_COMPLETE THE FOLLOWING_.
A) Please rewrite the film review from "The film also" up to and including "to care about.", replacing "stage" with "radio".
B) Answer these questions about the film review below, one answer per line:
(i) In what year is the film set?
(ii) For how many minutes does the reviewer say the film repeats itself?
(iii) What is the name of the young man who returned to the colony?
C) List every person the film review below refers to by a proper name.
--- BEGIN PASSAGE PROVIDED ---
Another problem with the film is that the spiritual side of the story isn't wholly there. These are deeply religious women, we know that because of the discussion they are having, but we never get any real sense of what it is. We get bits and pieces of what the women believe, especially in a late in the game discussion of how leaving informs their belief's desire for pacifism but it isn't near enough to fully feel any notion of what the women do or why this discussion is so shattering to them. The religion is just sort of there.
The film has other problems as well, specifically with plotting of the threadbare drama in that it doesn't move, it lurched forward by the hand of writer director Polley who probably pare too much of the source novel. There is no narrative flow, rather it's all a series of moves by the hand of the director to move things along. The Daydream Believer playing census taker gives us one bit of information and firmly let us know the film is set in 2010 despite the film feeling about 80 years earlier. Other lines/incidents seem to be shown to us not for a narrative reason but to make sure we know that things, say incest, is happening despite there being other clues. I would not be against them in a film that had more of a narrative structure but things are there just to add backing to the point. The fact that the film's narrative is weak can best be seen in the romance/non-romance involving Ona and the young man named August who returned to the colony which feels completely out of place, largely because we have no backstory. There is something there but Polley pushes it aside.
The film also suffers from its very existence as a film, in that this is something that would have been better on stage where the static nature of the discussions would have been par for the course. It also would have allowed more acceptance of the out of left field turns, and life being in a moment.
Despite being moved to tears twice in the film (once when August says that Ona's child will be able to read what he wrote and the other when the blind girl joins the women) I never was connected to the "drama" on screen, because there really isn't one. As I said above this is a polemic or lecture which wins its argument from the first frame but then repeats itself for 105 minutes. This is not to say anything against what the film is saying, rather that if it was hoping to change minds and win hearts it should have given us more than partly drawn characters to care about.
While WOMEN TALKING is an earnest heart felt film with much to say its also a film whose presentation hobbles its ability to do so.
--- END PASSAGE PROVIDED ---
--- BEGIN INFORMATION PROVIDED ---
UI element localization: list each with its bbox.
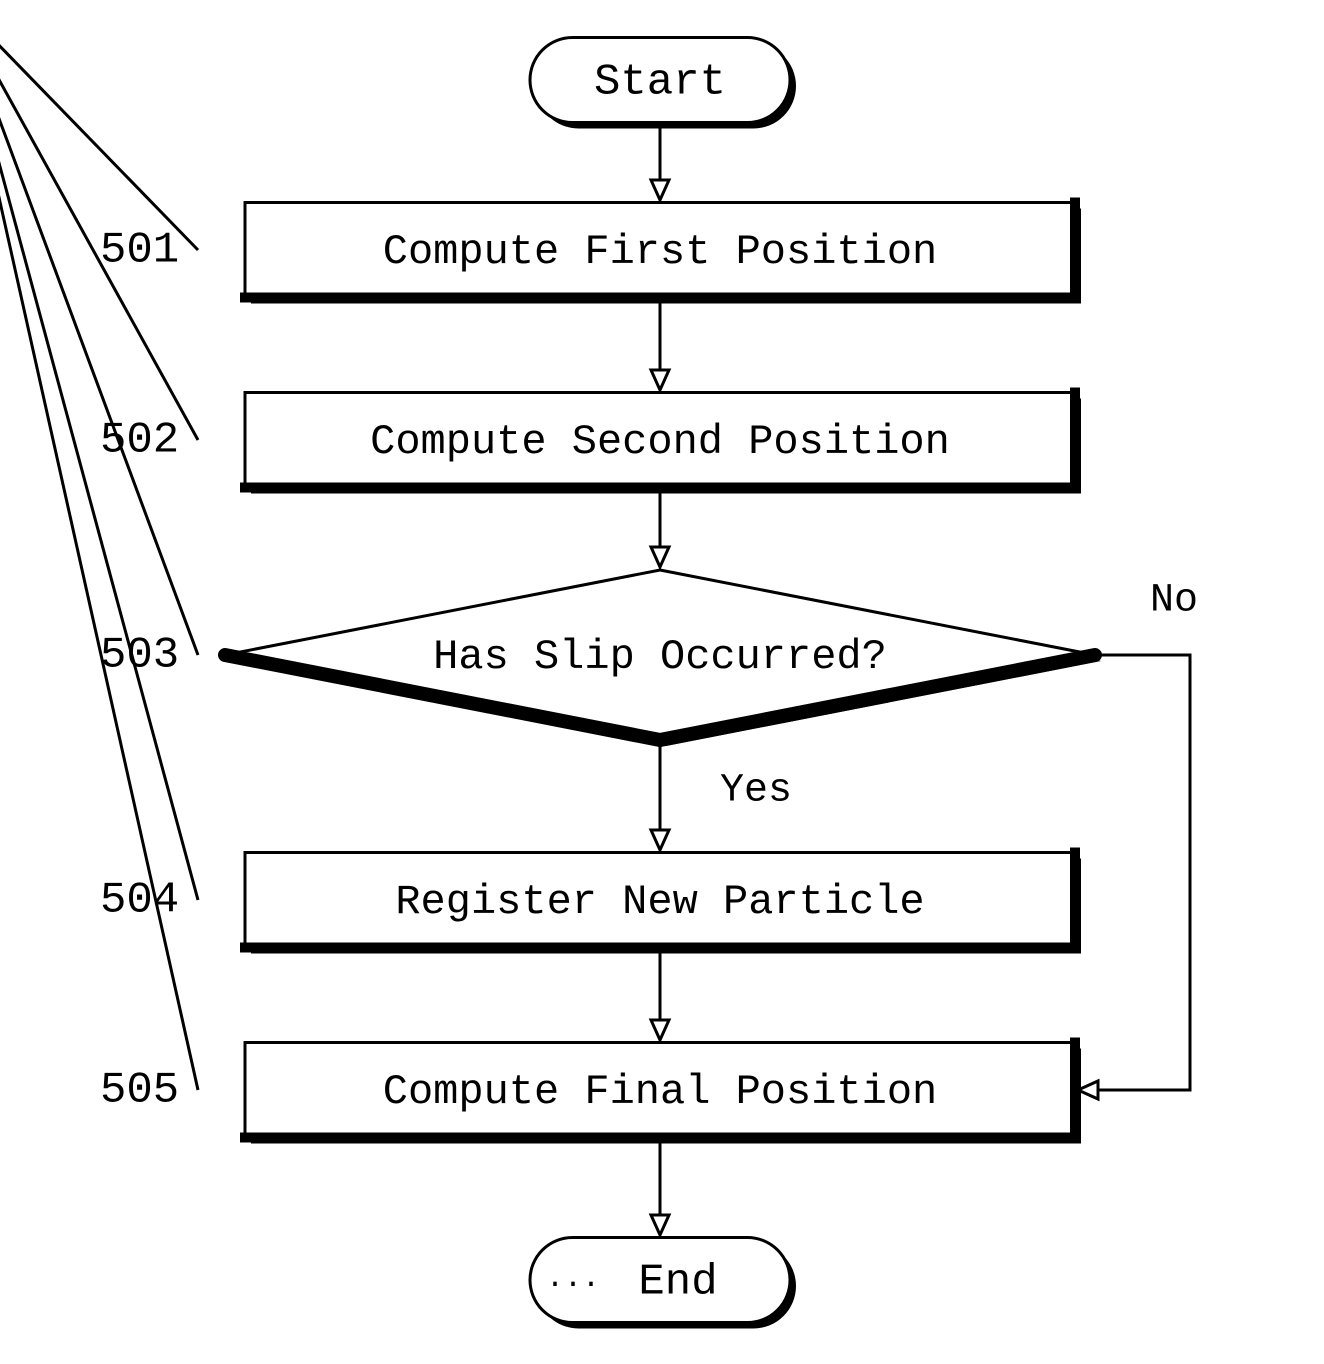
--- END INFORMATION PROVIDED ---
_SOLUTIONS TO THE PROBLEMS_.
A)
The film also suffers from its very existence as a film, in that this is something that would have been better on radio where the static nature of the discussions would have been par for the course. It also would have allowed more acceptance of the out of left field turns, and life being in a moment.
Despite being moved to tears twice in the film (once when August says that Ona's child will be able to read what he wrote and the other when the blind girl joins the women) I never was connected to the "drama" on screen, because there really isn't one. As I said above this is a polemic or lecture which wins its argument from the first frame but then repeats itself for 105 minutes. This is not to say anything against what the film is saying, rather that if it was hoping to change minds and win hearts it should have given us more than partly drawn characters to care about.

B)
(i) 2010
(ii) 105
(iii) August

C) Ona, August, Polley